→ **SHORT EXERCISE**
Your task is to transcribe the records exactly, skipping every image.

→ **WORKING DATA**
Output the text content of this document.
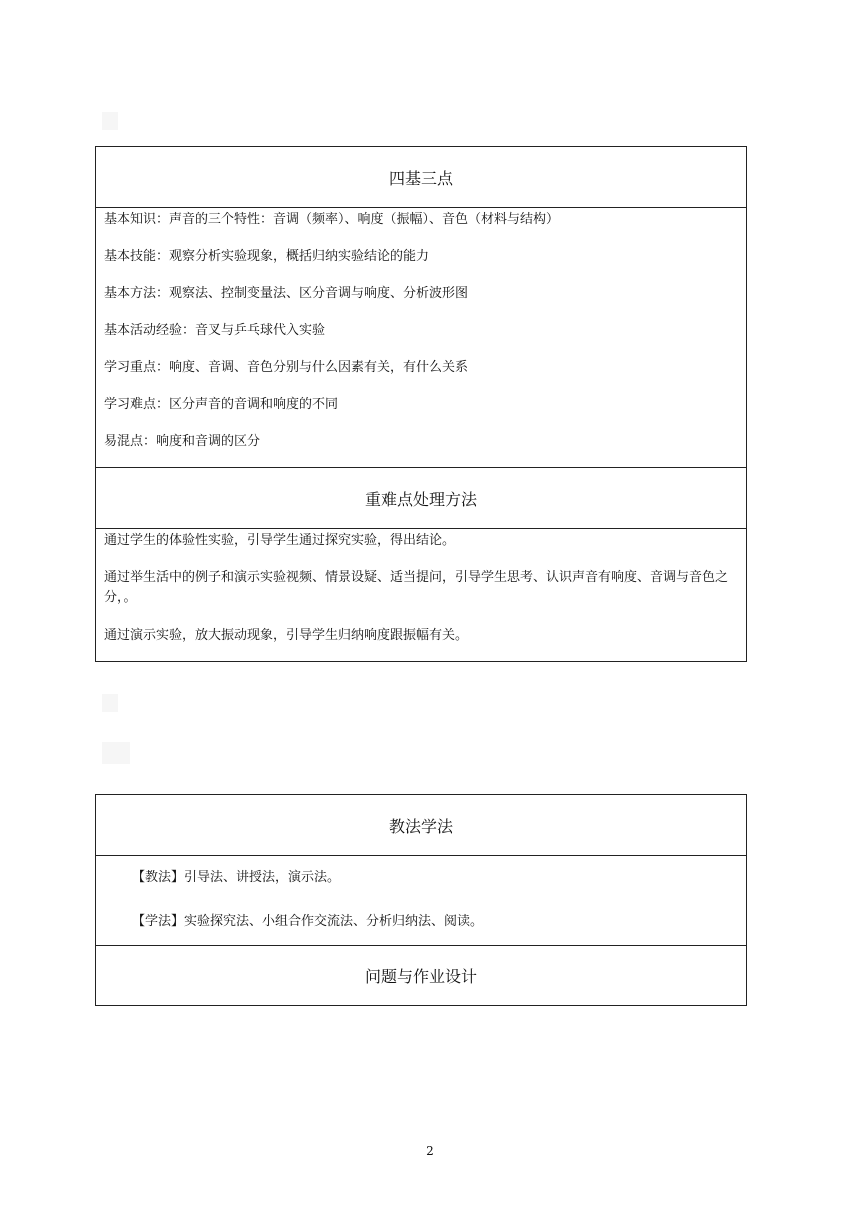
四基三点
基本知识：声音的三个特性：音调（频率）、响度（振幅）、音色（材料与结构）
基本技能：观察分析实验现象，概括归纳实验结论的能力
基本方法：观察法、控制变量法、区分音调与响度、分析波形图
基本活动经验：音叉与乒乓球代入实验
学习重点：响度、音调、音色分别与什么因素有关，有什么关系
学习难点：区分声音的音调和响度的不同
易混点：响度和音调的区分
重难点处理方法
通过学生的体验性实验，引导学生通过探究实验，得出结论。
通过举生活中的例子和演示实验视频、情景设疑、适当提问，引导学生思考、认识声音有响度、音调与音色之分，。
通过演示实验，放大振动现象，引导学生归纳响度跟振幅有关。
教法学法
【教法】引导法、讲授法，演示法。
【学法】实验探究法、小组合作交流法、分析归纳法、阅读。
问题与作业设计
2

→ **TASK ANSWER**
Output the text content of this document.
四基三点
基本知识：声音的三个特性：音调（频率）、响度（振幅）、音色（材料与结构）
基本技能：观察分析实验现象，概括归纳实验结论的能力
基本方法：观察法、控制变量法、区分音调与响度、分析波形图
基本活动经验：音叉与乒乓球代入实验
学习重点：响度、音调、音色分别与什么因素有关，有什么关系
学习难点：区分声音的音调和响度的不同
易混点：响度和音调的区分
重难点处理方法
通过学生的体验性实验，引导学生通过探究实验，得出结论。
通过举生活中的例子和演示实验视频、情景设疑、适当提问，引导学生思考、认识声音有响度、音调与音色之分，。
通过演示实验，放大振动现象，引导学生归纳响度跟振幅有关。
教法学法
【教法】引导法、讲授法，演示法。
【学法】实验探究法、小组合作交流法、分析归纳法、阅读。
问题与作业设计
2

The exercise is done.